● INSTRUCTIONS TO FOLLOW:
Every record must be transcribed in its entirety, apart from the images, which are to be omitted.

Saved data entries
· · · ·

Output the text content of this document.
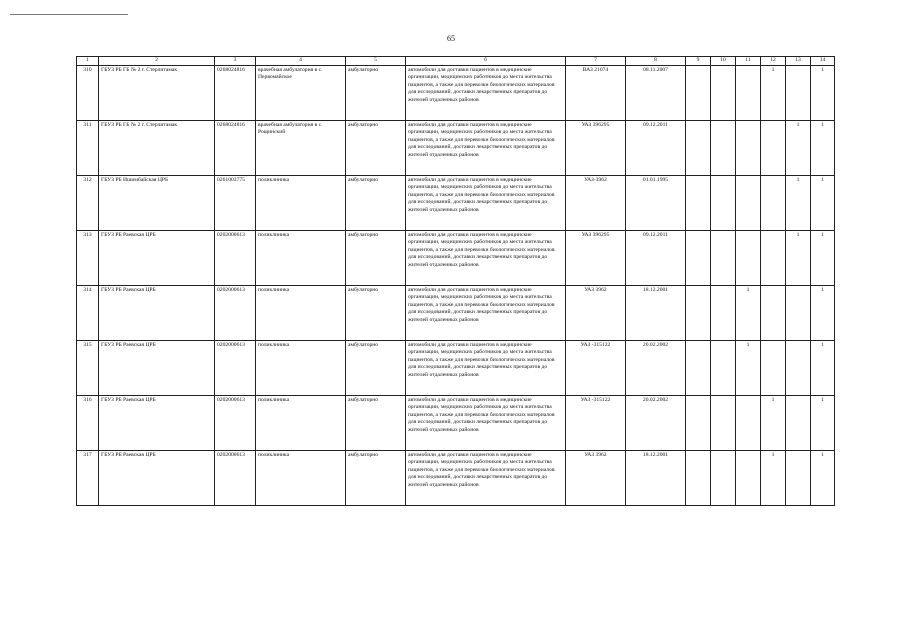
65
1	2	3	4	5	6	7	8	9	10	11	12	13	14
310	ГБУЗ РБ ГБ № 2 г. Стерлитамак	0268024816	врачебная амбулатория в с. Первомайское	амбулаторно	автомобили для доставки пациентов в медицинские организации, медицинских работников до места жительства пациентов, а также для перевозки биологических материалов для исследований, доставки лекарственных препаратов до жителей отдаленных районов	ВАЗ 21074	08.11.2007				1		1
311	ГБУЗ РБ ГБ № 2 г. Стерлитамак	0268024816	врачебная амбулатория в с. Рощинский	амбулаторно	автомобили для доставки пациентов в медицинские организации, медицинских работников до места жительства пациентов, а также для перевозки биологических материалов для исследований, доставки лекарственных препаратов до жителей отдаленных районов	УАЗ 396295	09.12.2011					1	1
312	ГБУЗ РБ Ишимбайская ЦРБ	0261003775	поликлиника	амбулаторно	автомобили для доставки пациентов в медицинские организации, медицинских работников до места жительства пациентов, а также для перевозки биологических материалов для исследований, доставки лекарственных препаратов до жителей отдаленных районов	УАЗ-3962	01.01.1995					1	1
313	ГБУЗ РБ Раевская ЦРБ	0202000613	поликлиника	амбулаторно	автомобили для доставки пациентов в медицинские организации, медицинских работников до места жительства пациентов, а также для перевозки биологических материалов для исследований, доставки лекарственных препаратов до жителей отдаленных районов	УАЗ 396295	09.12.2011					1	1
314	ГБУЗ РБ Раевская ЦРБ	0202000613	поликлиника	амбулаторно	автомобили для доставки пациентов в медицинские организации, медицинских работников до места жительства пациентов, а также для перевозки биологических материалов для исследований, доставки лекарственных препаратов до жителей отдаленных районов	УАЗ 3962	18.12.2001			1			1
315	ГБУЗ РБ Раевская ЦРБ	0202000613	поликлиника	амбулаторно	автомобили для доставки пациентов в медицинские организации, медицинских работников до места жительства пациентов, а также для перевозки биологических материалов для исследований, доставки лекарственных препаратов до жителей отдаленных районов	УАЗ -315122	20.02.2002			1			1
316	ГБУЗ РБ Раевская ЦРБ	0202000613	поликлиника	амбулаторно	автомобили для доставки пациентов в медицинские организации, медицинских работников до места жительства пациентов, а также для перевозки биологических материалов для исследований, доставки лекарственных препаратов до жителей отдаленных районов	УАЗ -315122	20.02.2002				1		1
317	ГБУЗ РБ Раевская ЦРБ	0202000613	поликлиника	амбулаторно	автомобили для доставки пациентов в медицинские организации, медицинских работников до места жительства пациентов, а также для перевозки биологических материалов для исследований, доставки лекарственных препаратов до жителей отдаленных районов	УАЗ 3962	18.12.2001				1		1
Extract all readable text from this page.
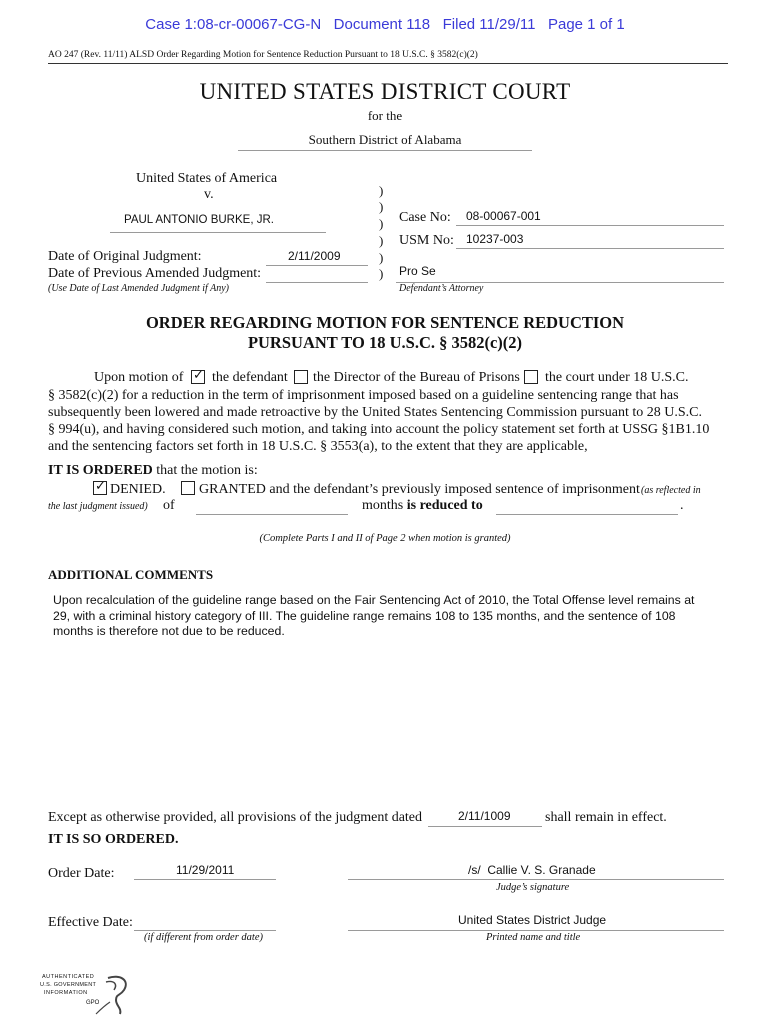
Case 1:08-cr-00067-CG-N   Document 118   Filed 11/29/11   Page 1 of 1
AO 247 (Rev. 11/11) ALSD Order Regarding Motion for Sentence Reduction Pursuant to 18 U.S.C. § 3582(c)(2)
UNITED STATES DISTRICT COURT
for the
Southern District of Alabama
United States of America
v.
PAUL ANTONIO BURKE, JR.
Date of Original Judgment:	2/11/2009
Date of Previous Amended Judgment:
(Use Date of Last Amended Judgment if Any)
)
)
)
)
)
)
Case No: 08-00067-001
USM No: 10237-003
Pro Se
Defendant’s Attorney
ORDER REGARDING MOTION FOR SENTENCE REDUCTION
PURSUANT TO 18 U.S.C. § 3582(c)(2)
Upon motion of
✓ the defendant the Director of the Bureau of Prisons the court under 18 U.S.C.
§ 3582(c)(2) for a reduction in the term of imprisonment imposed based on a guideline sentencing range that has
subsequently been lowered and made retroactive by the United States Sentencing Commission pursuant to 28 U.S.C.
§ 994(u), and having considered such motion, and taking into account the policy statement set forth at USSG §1B1.10
and the sentencing factors set forth in 18 U.S.C. § 3553(a), to the extent that they are applicable,
IT IS ORDERED that the motion is:
✓
DENIED. GRANTED and the defendant’s previously imposed sentence of imprisonment (as reflected in
the last judgment issued) of	months is reduced to	.
(Complete Parts I and II of Page 2 when motion is granted)
ADDITIONAL COMMENTS
Upon recalculation of the guideline range based on the Fair Sentencing Act of 2010, the Total Offense level remains at
29, with a criminal history category of III. The guideline range remains 108 to 135 months, and the sentence of 108
months is therefore not due to be reduced.
Except as otherwise provided, all provisions of the judgment dated	2/11/1009 shall remain in effect.
IT IS SO ORDERED.
Order Date:	11/29/2011	/s/  Callie V. S. Granade
Judge’s signature
Effective Date:
(if different from order date)
United States District Judge
Printed name and title
AUTHENTICATED
U.S. GOVERNMENT
INFORMATION
GPO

· · · ·

● TASK RESPONSE:
Output the text content of this document.
65
1	2	3	4	5	6	7	8	9	10	11	12	13	14
310	ГБУЗ РБ ГБ № 2 г. Стерлитамак	0268024816	врачебная амбулатория в с. Первомайское	амбулаторно	автомобили для доставки пациентов в медицинские организации, медицинских работников до места жительства пациентов, а также для перевозки биологических материалов для исследований, доставки лекарственных препаратов до жителей отдаленных районов	ВАЗ 21074	08.11.2007				1		1
311	ГБУЗ РБ ГБ № 2 г. Стерлитамак	0268024816	врачебная амбулатория в с. Рощинский	амбулаторно	автомобили для доставки пациентов в медицинские организации, медицинских работников до места жительства пациентов, а также для перевозки биологических материалов для исследований, доставки лекарственных препаратов до жителей отдаленных районов	УАЗ 396295	09.12.2011					1	1
312	ГБУЗ РБ Ишимбайская ЦРБ	0261003775	поликлиника	амбулаторно	автомобили для доставки пациентов в медицинские организации, медицинских работников до места жительства пациентов, а также для перевозки биологических материалов для исследований, доставки лекарственных препаратов до жителей отдаленных районов	УАЗ-3962	01.01.1995					1	1
313	ГБУЗ РБ Раевская ЦРБ	0202000613	поликлиника	амбулаторно	автомобили для доставки пациентов в медицинские организации, медицинских работников до места жительства пациентов, а также для перевозки биологических материалов для исследований, доставки лекарственных препаратов до жителей отдаленных районов	УАЗ 396295	09.12.2011					1	1
314	ГБУЗ РБ Раевская ЦРБ	0202000613	поликлиника	амбулаторно	автомобили для доставки пациентов в медицинские организации, медицинских работников до места жительства пациентов, а также для перевозки биологических материалов для исследований, доставки лекарственных препаратов до жителей отдаленных районов	УАЗ 3962	18.12.2001			1			1
315	ГБУЗ РБ Раевская ЦРБ	0202000613	поликлиника	амбулаторно	автомобили для доставки пациентов в медицинские организации, медицинских работников до места жительства пациентов, а также для перевозки биологических материалов для исследований, доставки лекарственных препаратов до жителей отдаленных районов	УАЗ -315122	20.02.2002			1			1
316	ГБУЗ РБ Раевская ЦРБ	0202000613	поликлиника	амбулаторно	автомобили для доставки пациентов в медицинские организации, медицинских работников до места жительства пациентов, а также для перевозки биологических материалов для исследований, доставки лекарственных препаратов до жителей отдаленных районов	УАЗ -315122	20.02.2002				1		1
317	ГБУЗ РБ Раевская ЦРБ	0202000613	поликлиника	амбулаторно	автомобили для доставки пациентов в медицинские организации, медицинских работников до места жительства пациентов, а также для перевозки биологических материалов для исследований, доставки лекарственных препаратов до жителей отдаленных районов	УАЗ 3962	18.12.2001				1		1
Extract all readable text from this page.
Case 1:08-cr-00067-CG-N   Document 118   Filed 11/29/11   Page 1 of 1
AO 247 (Rev. 11/11) ALSD Order Regarding Motion for Sentence Reduction Pursuant to 18 U.S.C. § 3582(c)(2)
UNITED STATES DISTRICT COURT
for the
Southern District of Alabama
United States of America
v.
PAUL ANTONIO BURKE, JR.
Date of Original Judgment:	2/11/2009
Date of Previous Amended Judgment:
(Use Date of Last Amended Judgment if Any)
)
)
)
)
)
)
Case No: 08-00067-001
USM No: 10237-003
Pro Se
Defendant’s Attorney
ORDER REGARDING MOTION FOR SENTENCE REDUCTION
PURSUANT TO 18 U.S.C. § 3582(c)(2)
Upon motion of
✓ the defendant the Director of the Bureau of Prisons the court under 18 U.S.C.
§ 3582(c)(2) for a reduction in the term of imprisonment imposed based on a guideline sentencing range that has
subsequently been lowered and made retroactive by the United States Sentencing Commission pursuant to 28 U.S.C.
§ 994(u), and having considered such motion, and taking into account the policy statement set forth at USSG §1B1.10
and the sentencing factors set forth in 18 U.S.C. § 3553(a), to the extent that they are applicable,
IT IS ORDERED that the motion is:
✓
DENIED. GRANTED and the defendant’s previously imposed sentence of imprisonment (as reflected in
the last judgment issued) of	months is reduced to	.
(Complete Parts I and II of Page 2 when motion is granted)
ADDITIONAL COMMENTS
Upon recalculation of the guideline range based on the Fair Sentencing Act of 2010, the Total Offense level remains at
29, with a criminal history category of III. The guideline range remains 108 to 135 months, and the sentence of 108
months is therefore not due to be reduced.
Except as otherwise provided, all provisions of the judgment dated	2/11/1009 shall remain in effect.
IT IS SO ORDERED.
Order Date:	11/29/2011	/s/  Callie V. S. Granade
Judge’s signature
Effective Date:
(if different from order date)
United States District Judge
Printed name and title
AUTHENTICATED
U.S. GOVERNMENT
INFORMATION
GPO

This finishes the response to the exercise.